__EXERCISE PROMPT__. Your task is to restate the data word for word.

+++ DATASET EXCERPTS

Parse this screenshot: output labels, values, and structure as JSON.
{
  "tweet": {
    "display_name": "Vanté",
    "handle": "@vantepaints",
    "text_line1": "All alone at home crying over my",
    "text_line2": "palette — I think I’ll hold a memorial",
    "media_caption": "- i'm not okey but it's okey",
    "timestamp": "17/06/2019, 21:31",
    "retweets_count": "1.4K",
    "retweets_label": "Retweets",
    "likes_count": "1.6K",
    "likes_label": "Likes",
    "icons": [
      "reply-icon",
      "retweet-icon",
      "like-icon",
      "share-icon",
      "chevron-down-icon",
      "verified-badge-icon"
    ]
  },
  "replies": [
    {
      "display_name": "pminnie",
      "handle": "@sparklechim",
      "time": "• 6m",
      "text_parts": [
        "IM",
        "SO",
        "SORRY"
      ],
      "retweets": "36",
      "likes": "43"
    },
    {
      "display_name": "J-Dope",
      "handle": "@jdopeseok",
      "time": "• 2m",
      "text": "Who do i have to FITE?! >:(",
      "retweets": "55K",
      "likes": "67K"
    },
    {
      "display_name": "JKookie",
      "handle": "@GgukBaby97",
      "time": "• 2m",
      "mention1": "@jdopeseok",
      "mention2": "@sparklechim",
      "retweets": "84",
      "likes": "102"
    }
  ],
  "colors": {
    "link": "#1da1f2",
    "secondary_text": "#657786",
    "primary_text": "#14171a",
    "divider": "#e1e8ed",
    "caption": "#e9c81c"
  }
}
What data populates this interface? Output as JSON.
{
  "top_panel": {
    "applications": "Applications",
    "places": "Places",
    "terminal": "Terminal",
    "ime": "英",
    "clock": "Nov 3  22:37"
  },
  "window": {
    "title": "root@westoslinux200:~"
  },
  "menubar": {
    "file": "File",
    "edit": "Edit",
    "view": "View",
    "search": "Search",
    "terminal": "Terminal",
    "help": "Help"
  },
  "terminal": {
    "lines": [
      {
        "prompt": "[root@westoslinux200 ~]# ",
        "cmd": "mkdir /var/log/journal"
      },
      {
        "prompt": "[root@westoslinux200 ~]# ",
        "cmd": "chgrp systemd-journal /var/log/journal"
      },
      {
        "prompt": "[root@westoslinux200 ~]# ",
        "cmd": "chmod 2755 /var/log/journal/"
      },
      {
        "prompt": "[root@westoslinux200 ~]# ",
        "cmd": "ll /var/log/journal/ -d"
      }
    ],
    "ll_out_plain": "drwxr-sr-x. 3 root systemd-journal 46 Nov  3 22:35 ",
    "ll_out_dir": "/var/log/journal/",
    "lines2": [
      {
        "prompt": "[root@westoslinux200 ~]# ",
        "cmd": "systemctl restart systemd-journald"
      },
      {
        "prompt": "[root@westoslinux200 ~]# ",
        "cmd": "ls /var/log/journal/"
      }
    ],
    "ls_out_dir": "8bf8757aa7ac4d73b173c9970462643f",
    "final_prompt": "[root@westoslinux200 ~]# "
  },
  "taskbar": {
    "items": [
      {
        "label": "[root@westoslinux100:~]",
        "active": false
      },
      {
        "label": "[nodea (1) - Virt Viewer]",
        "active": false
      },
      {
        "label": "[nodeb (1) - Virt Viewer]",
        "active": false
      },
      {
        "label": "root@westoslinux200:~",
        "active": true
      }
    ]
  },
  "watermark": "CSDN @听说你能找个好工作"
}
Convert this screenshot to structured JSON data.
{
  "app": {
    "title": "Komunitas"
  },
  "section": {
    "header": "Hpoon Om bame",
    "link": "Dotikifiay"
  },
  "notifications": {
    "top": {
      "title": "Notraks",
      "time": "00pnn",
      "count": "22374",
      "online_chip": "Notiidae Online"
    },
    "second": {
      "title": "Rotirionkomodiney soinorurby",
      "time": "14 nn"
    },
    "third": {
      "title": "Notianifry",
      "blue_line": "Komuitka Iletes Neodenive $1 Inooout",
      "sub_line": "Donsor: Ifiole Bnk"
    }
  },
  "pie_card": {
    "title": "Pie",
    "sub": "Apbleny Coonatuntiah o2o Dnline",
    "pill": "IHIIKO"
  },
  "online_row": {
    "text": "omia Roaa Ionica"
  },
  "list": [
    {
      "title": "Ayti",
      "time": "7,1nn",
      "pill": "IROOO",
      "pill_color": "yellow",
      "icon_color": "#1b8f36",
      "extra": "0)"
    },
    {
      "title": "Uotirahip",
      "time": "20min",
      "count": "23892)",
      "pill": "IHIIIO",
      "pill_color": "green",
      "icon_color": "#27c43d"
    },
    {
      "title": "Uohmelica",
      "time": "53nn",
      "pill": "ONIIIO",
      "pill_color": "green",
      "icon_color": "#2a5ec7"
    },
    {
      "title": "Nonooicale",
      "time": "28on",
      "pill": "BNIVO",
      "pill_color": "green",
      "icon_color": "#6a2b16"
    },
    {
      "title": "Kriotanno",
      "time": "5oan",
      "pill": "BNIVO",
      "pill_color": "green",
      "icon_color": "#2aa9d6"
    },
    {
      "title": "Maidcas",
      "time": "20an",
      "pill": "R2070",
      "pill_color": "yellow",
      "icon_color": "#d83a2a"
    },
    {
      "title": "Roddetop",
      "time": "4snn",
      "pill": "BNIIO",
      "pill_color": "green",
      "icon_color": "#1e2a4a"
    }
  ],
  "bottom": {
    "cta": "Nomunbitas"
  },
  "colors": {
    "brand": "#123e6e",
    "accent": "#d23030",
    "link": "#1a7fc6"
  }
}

++++++

__PROBLEM SOLUTION__.
Parse this screenshot: output labels, values, and structure as JSON.
{
  "tweet": {
    "display_name": "Vanté",
    "handle": "@vantepaints",
    "text_line1": "All alone at home crying over my",
    "text_line2": "palette — I think I’ll hold a memorial",
    "media_caption": "- i'm not okey but it's okey",
    "timestamp": "17/06/2019, 21:31",
    "retweets_count": "1.4K",
    "retweets_label": "Retweets",
    "likes_count": "1.6K",
    "likes_label": "Likes",
    "icons": [
      "reply-icon",
      "retweet-icon",
      "like-icon",
      "share-icon",
      "chevron-down-icon",
      "verified-badge-icon"
    ]
  },
  "replies": [
    {
      "display_name": "pminnie",
      "handle": "@sparklechim",
      "time": "• 6m",
      "text_parts": [
        "IM",
        "SO",
        "SORRY"
      ],
      "retweets": "36",
      "likes": "43"
    },
    {
      "display_name": "J-Dope",
      "handle": "@jdopeseok",
      "time": "• 2m",
      "text": "Who do i have to FITE?! >:(",
      "retweets": "55K",
      "likes": "67K"
    },
    {
      "display_name": "JKookie",
      "handle": "@GgukBaby97",
      "time": "• 2m",
      "mention1": "@jdopeseok",
      "mention2": "@sparklechim",
      "retweets": "84",
      "likes": "102"
    }
  ],
  "colors": {
    "link": "#1da1f2",
    "secondary_text": "#657786",
    "primary_text": "#14171a",
    "divider": "#e1e8ed",
    "caption": "#e9c81c"
  }
}
What data populates this interface? Output as JSON.
{
  "top_panel": {
    "applications": "Applications",
    "places": "Places",
    "terminal": "Terminal",
    "ime": "英",
    "clock": "Nov 3  22:37"
  },
  "window": {
    "title": "root@westoslinux200:~"
  },
  "menubar": {
    "file": "File",
    "edit": "Edit",
    "view": "View",
    "search": "Search",
    "terminal": "Terminal",
    "help": "Help"
  },
  "terminal": {
    "lines": [
      {
        "prompt": "[root@westoslinux200 ~]# ",
        "cmd": "mkdir /var/log/journal"
      },
      {
        "prompt": "[root@westoslinux200 ~]# ",
        "cmd": "chgrp systemd-journal /var/log/journal"
      },
      {
        "prompt": "[root@westoslinux200 ~]# ",
        "cmd": "chmod 2755 /var/log/journal/"
      },
      {
        "prompt": "[root@westoslinux200 ~]# ",
        "cmd": "ll /var/log/journal/ -d"
      }
    ],
    "ll_out_plain": "drwxr-sr-x. 3 root systemd-journal 46 Nov  3 22:35 ",
    "ll_out_dir": "/var/log/journal/",
    "lines2": [
      {
        "prompt": "[root@westoslinux200 ~]# ",
        "cmd": "systemctl restart systemd-journald"
      },
      {
        "prompt": "[root@westoslinux200 ~]# ",
        "cmd": "ls /var/log/journal/"
      }
    ],
    "ls_out_dir": "8bf8757aa7ac4d73b173c9970462643f",
    "final_prompt": "[root@westoslinux200 ~]# "
  },
  "taskbar": {
    "items": [
      {
        "label": "[root@westoslinux100:~]",
        "active": false
      },
      {
        "label": "[nodea (1) - Virt Viewer]",
        "active": false
      },
      {
        "label": "[nodeb (1) - Virt Viewer]",
        "active": false
      },
      {
        "label": "root@westoslinux200:~",
        "active": true
      }
    ]
  },
  "watermark": "CSDN @听说你能找个好工作"
}
Convert this screenshot to structured JSON data.
{
  "app": {
    "title": "Komunitas"
  },
  "section": {
    "header": "Hpoon Om bame",
    "link": "Dotikifiay"
  },
  "notifications": {
    "top": {
      "title": "Notraks",
      "time": "00pnn",
      "count": "22374",
      "online_chip": "Notiidae Online"
    },
    "second": {
      "title": "Rotirionkomodiney soinorurby",
      "time": "14 nn"
    },
    "third": {
      "title": "Notianifry",
      "blue_line": "Komuitka Iletes Neodenive $1 Inooout",
      "sub_line": "Donsor: Ifiole Bnk"
    }
  },
  "pie_card": {
    "title": "Pie",
    "sub": "Apbleny Coonatuntiah o2o Dnline",
    "pill": "IHIIKO"
  },
  "online_row": {
    "text": "omia Roaa Ionica"
  },
  "list": [
    {
      "title": "Ayti",
      "time": "7,1nn",
      "pill": "IROOO",
      "pill_color": "yellow",
      "icon_color": "#1b8f36",
      "extra": "0)"
    },
    {
      "title": "Uotirahip",
      "time": "20min",
      "count": "23892)",
      "pill": "IHIIIO",
      "pill_color": "green",
      "icon_color": "#27c43d"
    },
    {
      "title": "Uohmelica",
      "time": "53nn",
      "pill": "ONIIIO",
      "pill_color": "green",
      "icon_color": "#2a5ec7"
    },
    {
      "title": "Nonooicale",
      "time": "28on",
      "pill": "BNIVO",
      "pill_color": "green",
      "icon_color": "#6a2b16"
    },
    {
      "title": "Kriotanno",
      "time": "5oan",
      "pill": "BNIVO",
      "pill_color": "green",
      "icon_color": "#2aa9d6"
    },
    {
      "title": "Maidcas",
      "time": "20an",
      "pill": "R2070",
      "pill_color": "yellow",
      "icon_color": "#d83a2a"
    },
    {
      "title": "Roddetop",
      "time": "4snn",
      "pill": "BNIIO",
      "pill_color": "green",
      "icon_color": "#1e2a4a"
    }
  ],
  "bottom": {
    "cta": "Nomunbitas"
  },
  "colors": {
    "brand": "#123e6e",
    "accent": "#d23030",
    "link": "#1a7fc6"
  }
}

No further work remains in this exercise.